*** Given entries ***

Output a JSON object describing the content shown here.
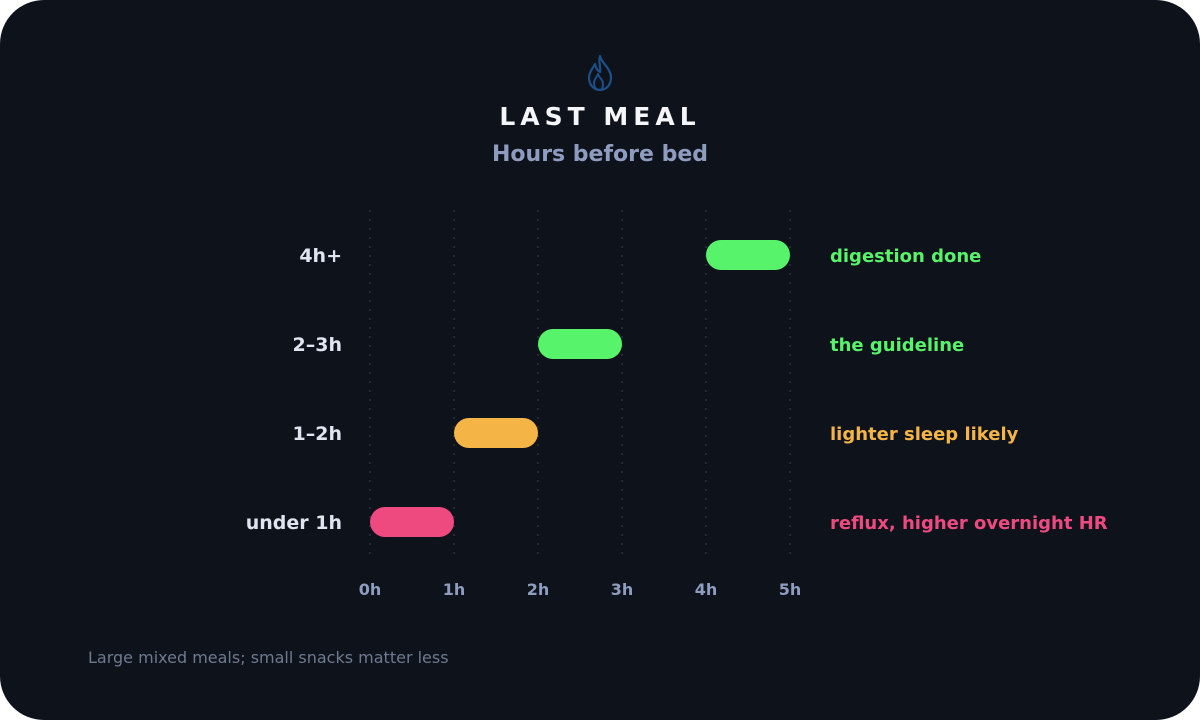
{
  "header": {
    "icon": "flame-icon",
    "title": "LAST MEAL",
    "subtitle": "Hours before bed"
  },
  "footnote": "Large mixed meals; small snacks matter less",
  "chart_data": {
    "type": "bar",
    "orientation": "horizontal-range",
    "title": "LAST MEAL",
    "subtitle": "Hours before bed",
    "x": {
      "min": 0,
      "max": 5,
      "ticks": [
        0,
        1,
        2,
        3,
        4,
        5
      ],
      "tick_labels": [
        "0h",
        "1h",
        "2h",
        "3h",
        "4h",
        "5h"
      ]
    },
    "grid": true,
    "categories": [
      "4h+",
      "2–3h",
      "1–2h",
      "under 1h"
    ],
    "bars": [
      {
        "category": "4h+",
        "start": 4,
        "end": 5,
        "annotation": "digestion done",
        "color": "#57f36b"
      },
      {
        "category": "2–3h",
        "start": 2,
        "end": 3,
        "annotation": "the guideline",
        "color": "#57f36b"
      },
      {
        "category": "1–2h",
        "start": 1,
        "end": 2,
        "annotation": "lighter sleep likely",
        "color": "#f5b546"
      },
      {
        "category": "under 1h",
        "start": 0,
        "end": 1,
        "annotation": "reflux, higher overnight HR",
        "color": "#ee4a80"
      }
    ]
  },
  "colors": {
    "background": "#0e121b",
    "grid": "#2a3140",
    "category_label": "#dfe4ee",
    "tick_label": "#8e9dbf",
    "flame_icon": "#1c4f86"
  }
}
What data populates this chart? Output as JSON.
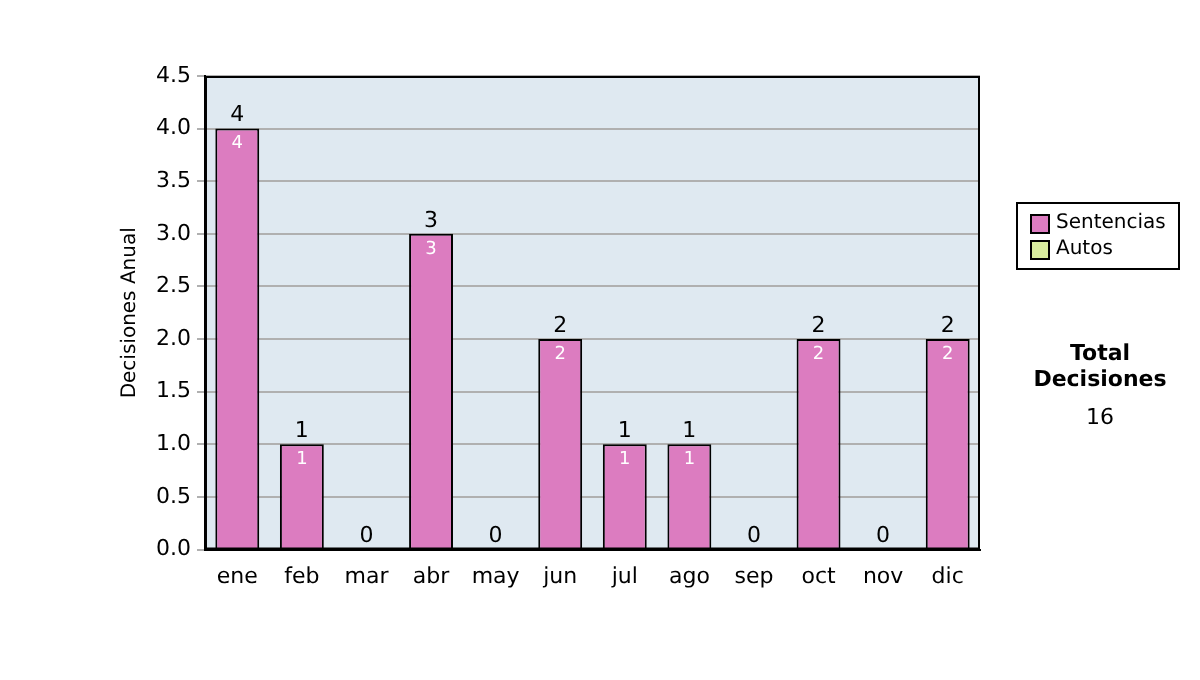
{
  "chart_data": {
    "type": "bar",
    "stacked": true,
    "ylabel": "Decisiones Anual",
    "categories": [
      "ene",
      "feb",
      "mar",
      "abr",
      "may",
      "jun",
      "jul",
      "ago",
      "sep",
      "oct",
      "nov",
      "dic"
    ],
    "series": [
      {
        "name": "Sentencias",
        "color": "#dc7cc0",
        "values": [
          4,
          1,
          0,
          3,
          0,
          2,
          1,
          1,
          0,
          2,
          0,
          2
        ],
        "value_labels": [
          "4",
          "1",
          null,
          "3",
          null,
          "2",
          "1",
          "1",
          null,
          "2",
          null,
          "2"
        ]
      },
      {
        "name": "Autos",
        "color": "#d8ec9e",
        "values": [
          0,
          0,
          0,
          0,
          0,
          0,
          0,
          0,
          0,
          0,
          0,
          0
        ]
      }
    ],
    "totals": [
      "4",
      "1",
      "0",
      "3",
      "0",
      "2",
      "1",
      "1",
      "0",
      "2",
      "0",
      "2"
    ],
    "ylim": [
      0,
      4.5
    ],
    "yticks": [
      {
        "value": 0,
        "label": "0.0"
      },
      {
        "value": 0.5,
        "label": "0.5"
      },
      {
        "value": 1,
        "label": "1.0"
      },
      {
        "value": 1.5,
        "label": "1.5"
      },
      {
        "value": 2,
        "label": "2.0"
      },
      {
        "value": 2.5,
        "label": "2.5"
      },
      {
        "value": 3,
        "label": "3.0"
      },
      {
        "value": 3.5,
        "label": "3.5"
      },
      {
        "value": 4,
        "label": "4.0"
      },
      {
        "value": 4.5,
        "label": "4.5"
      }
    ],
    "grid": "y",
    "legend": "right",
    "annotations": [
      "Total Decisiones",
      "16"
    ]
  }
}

***
*** Given entries ***

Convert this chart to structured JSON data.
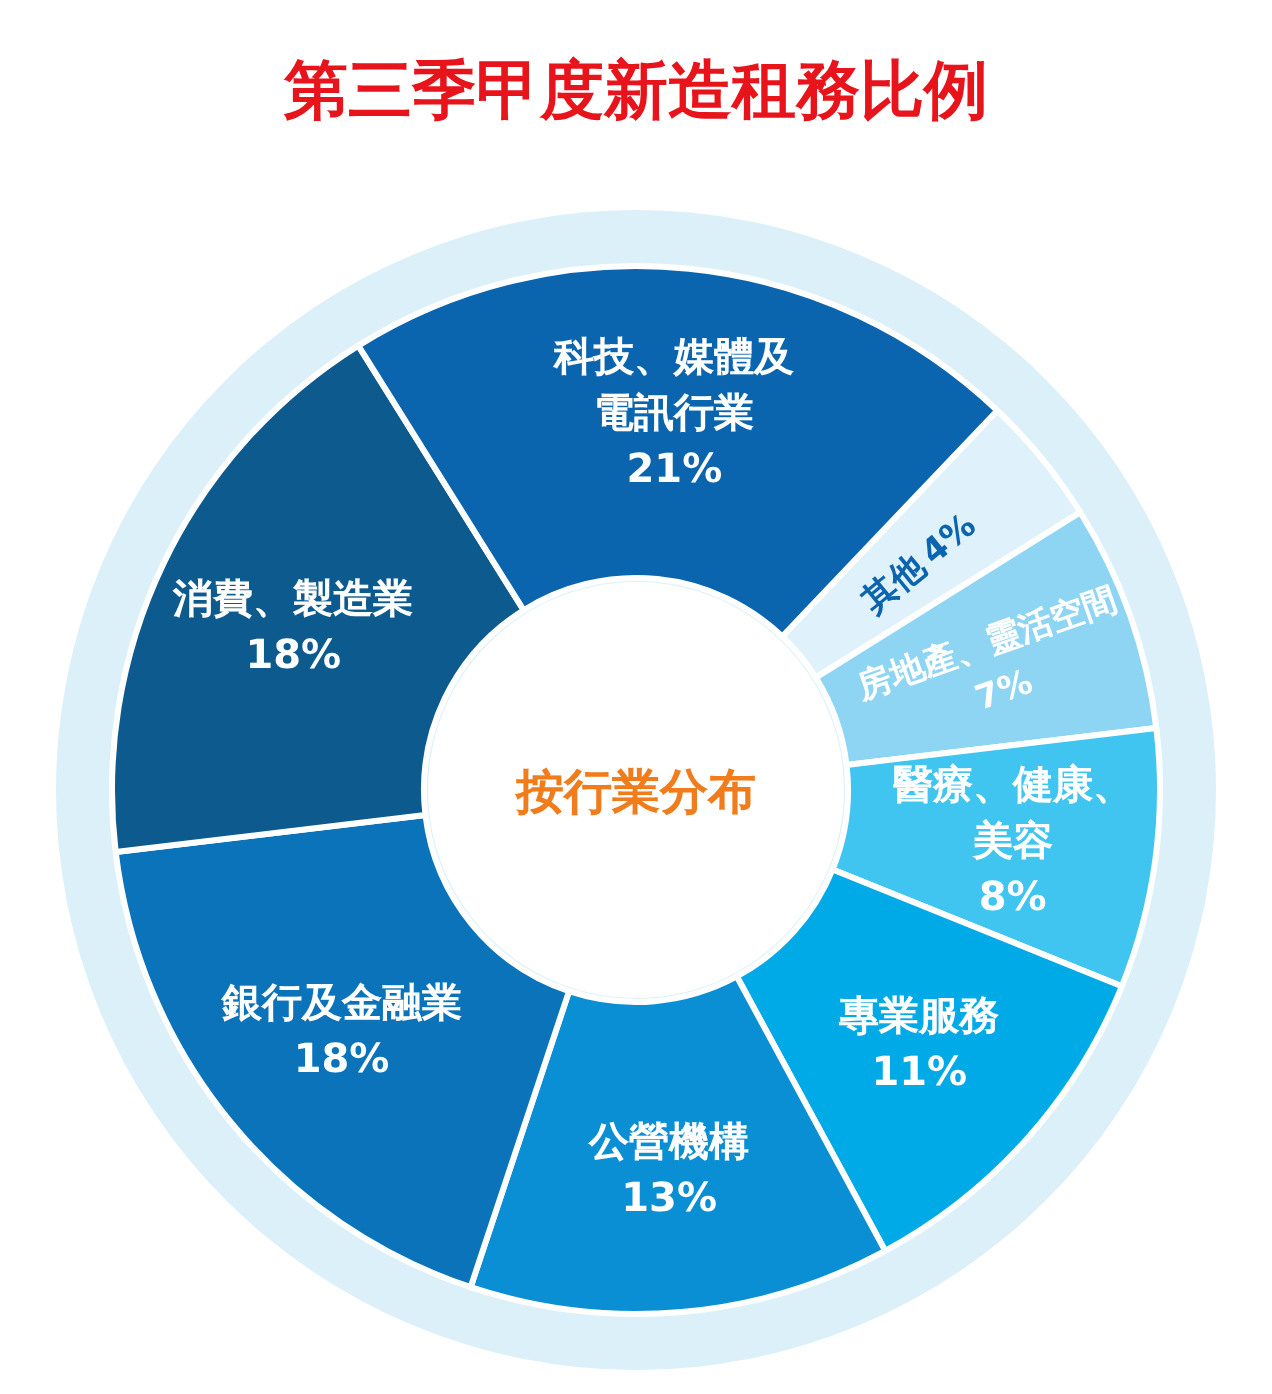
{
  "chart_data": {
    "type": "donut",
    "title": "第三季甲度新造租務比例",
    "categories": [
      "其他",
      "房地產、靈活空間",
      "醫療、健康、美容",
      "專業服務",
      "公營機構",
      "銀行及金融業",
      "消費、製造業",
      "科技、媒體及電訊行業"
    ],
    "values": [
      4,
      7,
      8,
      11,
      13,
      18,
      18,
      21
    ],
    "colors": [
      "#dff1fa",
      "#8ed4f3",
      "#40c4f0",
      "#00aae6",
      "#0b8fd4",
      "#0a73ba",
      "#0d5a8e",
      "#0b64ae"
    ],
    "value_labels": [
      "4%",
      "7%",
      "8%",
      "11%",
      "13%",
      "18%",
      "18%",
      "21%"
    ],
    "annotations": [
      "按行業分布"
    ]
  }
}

***
*** Given entries ***

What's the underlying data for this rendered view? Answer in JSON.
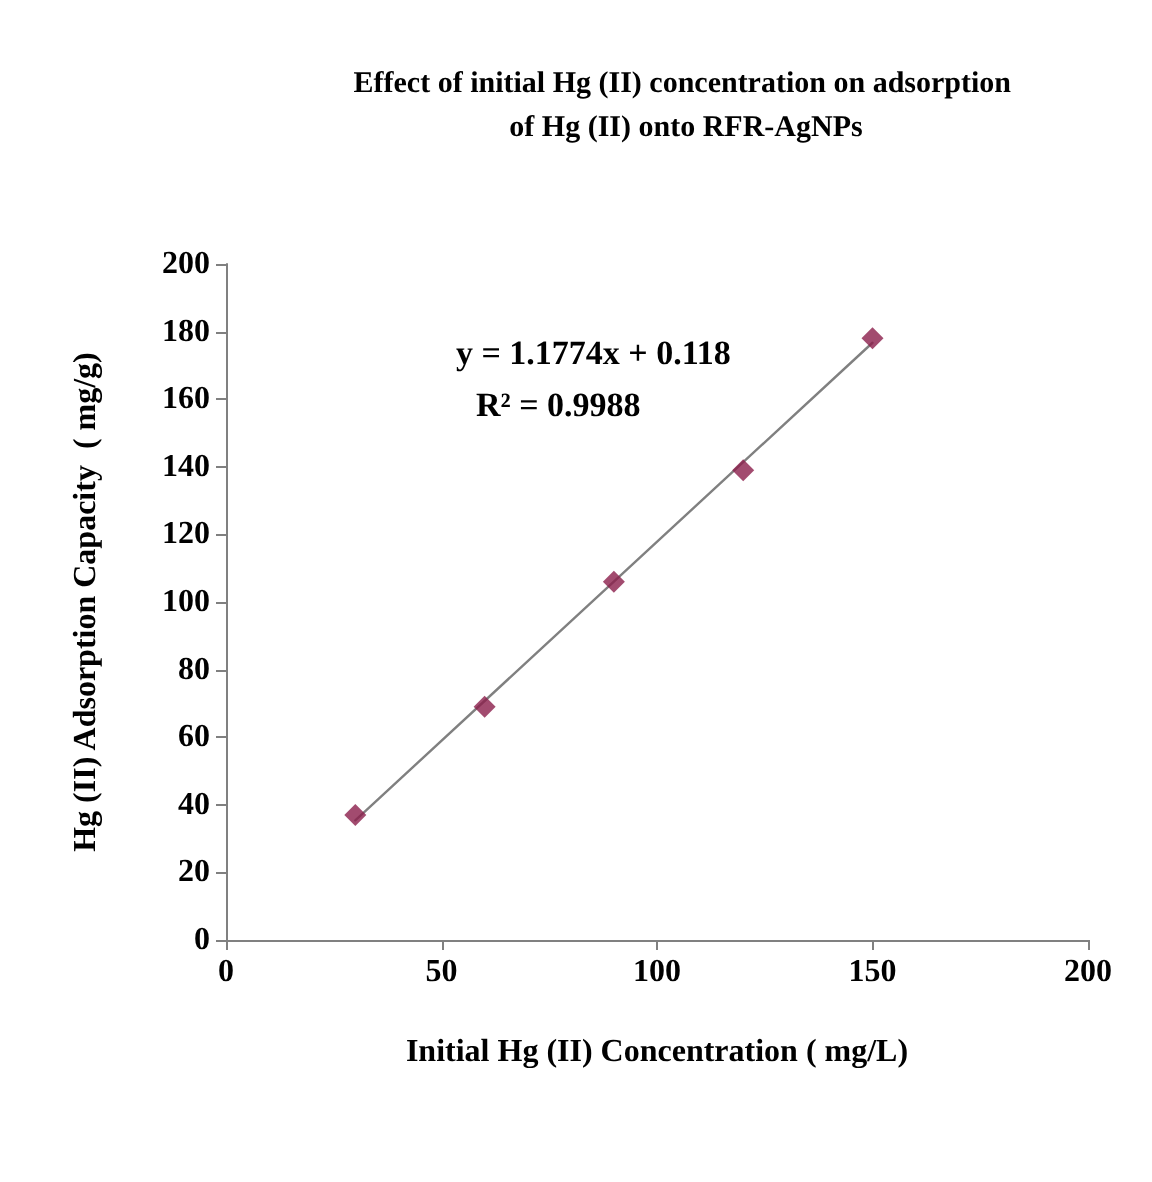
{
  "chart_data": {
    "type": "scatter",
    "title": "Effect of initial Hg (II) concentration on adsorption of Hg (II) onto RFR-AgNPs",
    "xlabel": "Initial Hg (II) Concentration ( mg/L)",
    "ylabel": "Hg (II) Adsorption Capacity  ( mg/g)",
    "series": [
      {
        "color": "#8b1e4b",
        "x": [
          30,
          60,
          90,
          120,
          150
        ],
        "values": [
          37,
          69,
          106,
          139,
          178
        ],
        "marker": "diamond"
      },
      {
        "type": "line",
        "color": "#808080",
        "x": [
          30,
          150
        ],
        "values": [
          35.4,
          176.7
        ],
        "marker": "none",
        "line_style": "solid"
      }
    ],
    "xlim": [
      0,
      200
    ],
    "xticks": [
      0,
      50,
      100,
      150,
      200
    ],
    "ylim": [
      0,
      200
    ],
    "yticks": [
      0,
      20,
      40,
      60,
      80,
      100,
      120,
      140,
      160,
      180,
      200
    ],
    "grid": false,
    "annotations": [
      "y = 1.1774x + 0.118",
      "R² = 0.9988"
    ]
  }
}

***

## [Problem statement]
Tally the lines of the listing in which the word "JSON" occurs, and state the total alone.

## [Exercise answer]
4